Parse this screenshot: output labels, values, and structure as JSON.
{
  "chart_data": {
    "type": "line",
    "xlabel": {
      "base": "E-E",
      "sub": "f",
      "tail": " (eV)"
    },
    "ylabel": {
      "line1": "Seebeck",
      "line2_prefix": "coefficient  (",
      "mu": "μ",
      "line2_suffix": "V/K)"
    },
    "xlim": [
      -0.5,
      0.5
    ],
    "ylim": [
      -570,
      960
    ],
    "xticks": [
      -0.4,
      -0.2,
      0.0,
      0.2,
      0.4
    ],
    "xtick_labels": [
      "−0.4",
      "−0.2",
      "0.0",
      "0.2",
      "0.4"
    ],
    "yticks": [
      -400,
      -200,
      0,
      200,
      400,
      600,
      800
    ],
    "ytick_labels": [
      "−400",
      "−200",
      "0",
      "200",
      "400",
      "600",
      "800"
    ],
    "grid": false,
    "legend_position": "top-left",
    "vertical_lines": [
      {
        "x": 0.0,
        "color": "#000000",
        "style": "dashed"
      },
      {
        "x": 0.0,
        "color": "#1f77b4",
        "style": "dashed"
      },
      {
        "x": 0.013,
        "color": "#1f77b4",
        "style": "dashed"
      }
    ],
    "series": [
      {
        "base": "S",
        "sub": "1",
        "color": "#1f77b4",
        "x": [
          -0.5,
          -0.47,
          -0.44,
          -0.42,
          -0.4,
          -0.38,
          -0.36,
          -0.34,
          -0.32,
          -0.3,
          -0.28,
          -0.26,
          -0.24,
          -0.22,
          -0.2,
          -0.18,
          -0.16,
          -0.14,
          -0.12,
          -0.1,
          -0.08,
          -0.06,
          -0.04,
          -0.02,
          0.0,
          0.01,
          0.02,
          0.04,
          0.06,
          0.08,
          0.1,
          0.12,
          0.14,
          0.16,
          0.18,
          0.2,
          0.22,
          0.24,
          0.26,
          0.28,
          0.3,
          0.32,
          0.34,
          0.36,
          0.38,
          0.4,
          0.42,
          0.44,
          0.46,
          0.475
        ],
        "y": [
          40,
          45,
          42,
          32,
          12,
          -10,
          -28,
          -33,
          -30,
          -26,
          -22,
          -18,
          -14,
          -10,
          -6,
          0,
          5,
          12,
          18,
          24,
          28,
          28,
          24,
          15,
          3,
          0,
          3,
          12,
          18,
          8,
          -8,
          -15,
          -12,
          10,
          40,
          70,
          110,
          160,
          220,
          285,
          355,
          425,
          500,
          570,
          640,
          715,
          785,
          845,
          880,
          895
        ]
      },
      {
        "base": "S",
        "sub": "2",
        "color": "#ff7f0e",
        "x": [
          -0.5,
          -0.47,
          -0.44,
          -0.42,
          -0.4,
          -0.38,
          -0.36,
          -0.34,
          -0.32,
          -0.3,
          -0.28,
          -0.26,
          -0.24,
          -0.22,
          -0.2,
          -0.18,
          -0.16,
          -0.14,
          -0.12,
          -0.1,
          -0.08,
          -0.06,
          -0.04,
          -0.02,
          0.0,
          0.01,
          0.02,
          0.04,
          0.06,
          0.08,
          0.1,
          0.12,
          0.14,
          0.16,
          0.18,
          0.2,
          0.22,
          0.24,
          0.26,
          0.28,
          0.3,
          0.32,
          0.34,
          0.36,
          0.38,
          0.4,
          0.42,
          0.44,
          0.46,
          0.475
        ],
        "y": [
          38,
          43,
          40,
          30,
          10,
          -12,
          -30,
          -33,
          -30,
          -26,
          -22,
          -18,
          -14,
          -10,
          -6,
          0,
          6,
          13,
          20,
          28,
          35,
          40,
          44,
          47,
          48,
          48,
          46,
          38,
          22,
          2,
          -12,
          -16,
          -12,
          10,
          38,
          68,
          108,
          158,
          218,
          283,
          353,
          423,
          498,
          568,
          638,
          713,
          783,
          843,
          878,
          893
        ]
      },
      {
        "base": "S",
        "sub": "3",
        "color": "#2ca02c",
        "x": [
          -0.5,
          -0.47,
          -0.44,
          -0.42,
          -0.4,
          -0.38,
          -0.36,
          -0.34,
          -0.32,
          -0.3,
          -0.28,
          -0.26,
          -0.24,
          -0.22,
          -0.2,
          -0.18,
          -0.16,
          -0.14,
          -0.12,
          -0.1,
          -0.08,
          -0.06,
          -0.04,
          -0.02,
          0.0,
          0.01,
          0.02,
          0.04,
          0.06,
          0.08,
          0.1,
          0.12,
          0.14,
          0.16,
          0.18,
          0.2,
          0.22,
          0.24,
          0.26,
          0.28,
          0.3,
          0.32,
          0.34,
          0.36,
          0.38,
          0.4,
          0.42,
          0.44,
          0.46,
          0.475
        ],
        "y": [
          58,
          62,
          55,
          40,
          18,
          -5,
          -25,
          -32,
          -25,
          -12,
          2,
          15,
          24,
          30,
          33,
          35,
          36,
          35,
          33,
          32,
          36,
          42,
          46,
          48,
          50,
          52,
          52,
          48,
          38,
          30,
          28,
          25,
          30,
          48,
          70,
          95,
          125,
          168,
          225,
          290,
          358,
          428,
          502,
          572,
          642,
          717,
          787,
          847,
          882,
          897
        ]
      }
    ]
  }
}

-- -- --

Work to do | Extract all of the data shown above without alteration.

Exercise result |
Parse this screenshot: output labels, values, and structure as JSON.
{
  "chart_data": {
    "type": "line",
    "xlabel": {
      "base": "E-E",
      "sub": "f",
      "tail": " (eV)"
    },
    "ylabel": {
      "line1": "Seebeck",
      "line2_prefix": "coefficient  (",
      "mu": "μ",
      "line2_suffix": "V/K)"
    },
    "xlim": [
      -0.5,
      0.5
    ],
    "ylim": [
      -570,
      960
    ],
    "xticks": [
      -0.4,
      -0.2,
      0.0,
      0.2,
      0.4
    ],
    "xtick_labels": [
      "−0.4",
      "−0.2",
      "0.0",
      "0.2",
      "0.4"
    ],
    "yticks": [
      -400,
      -200,
      0,
      200,
      400,
      600,
      800
    ],
    "ytick_labels": [
      "−400",
      "−200",
      "0",
      "200",
      "400",
      "600",
      "800"
    ],
    "grid": false,
    "legend_position": "top-left",
    "vertical_lines": [
      {
        "x": 0.0,
        "color": "#000000",
        "style": "dashed"
      },
      {
        "x": 0.0,
        "color": "#1f77b4",
        "style": "dashed"
      },
      {
        "x": 0.013,
        "color": "#1f77b4",
        "style": "dashed"
      }
    ],
    "series": [
      {
        "base": "S",
        "sub": "1",
        "color": "#1f77b4",
        "x": [
          -0.5,
          -0.47,
          -0.44,
          -0.42,
          -0.4,
          -0.38,
          -0.36,
          -0.34,
          -0.32,
          -0.3,
          -0.28,
          -0.26,
          -0.24,
          -0.22,
          -0.2,
          -0.18,
          -0.16,
          -0.14,
          -0.12,
          -0.1,
          -0.08,
          -0.06,
          -0.04,
          -0.02,
          0.0,
          0.01,
          0.02,
          0.04,
          0.06,
          0.08,
          0.1,
          0.12,
          0.14,
          0.16,
          0.18,
          0.2,
          0.22,
          0.24,
          0.26,
          0.28,
          0.3,
          0.32,
          0.34,
          0.36,
          0.38,
          0.4,
          0.42,
          0.44,
          0.46,
          0.475
        ],
        "y": [
          40,
          45,
          42,
          32,
          12,
          -10,
          -28,
          -33,
          -30,
          -26,
          -22,
          -18,
          -14,
          -10,
          -6,
          0,
          5,
          12,
          18,
          24,
          28,
          28,
          24,
          15,
          3,
          0,
          3,
          12,
          18,
          8,
          -8,
          -15,
          -12,
          10,
          40,
          70,
          110,
          160,
          220,
          285,
          355,
          425,
          500,
          570,
          640,
          715,
          785,
          845,
          880,
          895
        ]
      },
      {
        "base": "S",
        "sub": "2",
        "color": "#ff7f0e",
        "x": [
          -0.5,
          -0.47,
          -0.44,
          -0.42,
          -0.4,
          -0.38,
          -0.36,
          -0.34,
          -0.32,
          -0.3,
          -0.28,
          -0.26,
          -0.24,
          -0.22,
          -0.2,
          -0.18,
          -0.16,
          -0.14,
          -0.12,
          -0.1,
          -0.08,
          -0.06,
          -0.04,
          -0.02,
          0.0,
          0.01,
          0.02,
          0.04,
          0.06,
          0.08,
          0.1,
          0.12,
          0.14,
          0.16,
          0.18,
          0.2,
          0.22,
          0.24,
          0.26,
          0.28,
          0.3,
          0.32,
          0.34,
          0.36,
          0.38,
          0.4,
          0.42,
          0.44,
          0.46,
          0.475
        ],
        "y": [
          38,
          43,
          40,
          30,
          10,
          -12,
          -30,
          -33,
          -30,
          -26,
          -22,
          -18,
          -14,
          -10,
          -6,
          0,
          6,
          13,
          20,
          28,
          35,
          40,
          44,
          47,
          48,
          48,
          46,
          38,
          22,
          2,
          -12,
          -16,
          -12,
          10,
          38,
          68,
          108,
          158,
          218,
          283,
          353,
          423,
          498,
          568,
          638,
          713,
          783,
          843,
          878,
          893
        ]
      },
      {
        "base": "S",
        "sub": "3",
        "color": "#2ca02c",
        "x": [
          -0.5,
          -0.47,
          -0.44,
          -0.42,
          -0.4,
          -0.38,
          -0.36,
          -0.34,
          -0.32,
          -0.3,
          -0.28,
          -0.26,
          -0.24,
          -0.22,
          -0.2,
          -0.18,
          -0.16,
          -0.14,
          -0.12,
          -0.1,
          -0.08,
          -0.06,
          -0.04,
          -0.02,
          0.0,
          0.01,
          0.02,
          0.04,
          0.06,
          0.08,
          0.1,
          0.12,
          0.14,
          0.16,
          0.18,
          0.2,
          0.22,
          0.24,
          0.26,
          0.28,
          0.3,
          0.32,
          0.34,
          0.36,
          0.38,
          0.4,
          0.42,
          0.44,
          0.46,
          0.475
        ],
        "y": [
          58,
          62,
          55,
          40,
          18,
          -5,
          -25,
          -32,
          -25,
          -12,
          2,
          15,
          24,
          30,
          33,
          35,
          36,
          35,
          33,
          32,
          36,
          42,
          46,
          48,
          50,
          52,
          52,
          48,
          38,
          30,
          28,
          25,
          30,
          48,
          70,
          95,
          125,
          168,
          225,
          290,
          358,
          428,
          502,
          572,
          642,
          717,
          787,
          847,
          882,
          897
        ]
      }
    ]
  }
}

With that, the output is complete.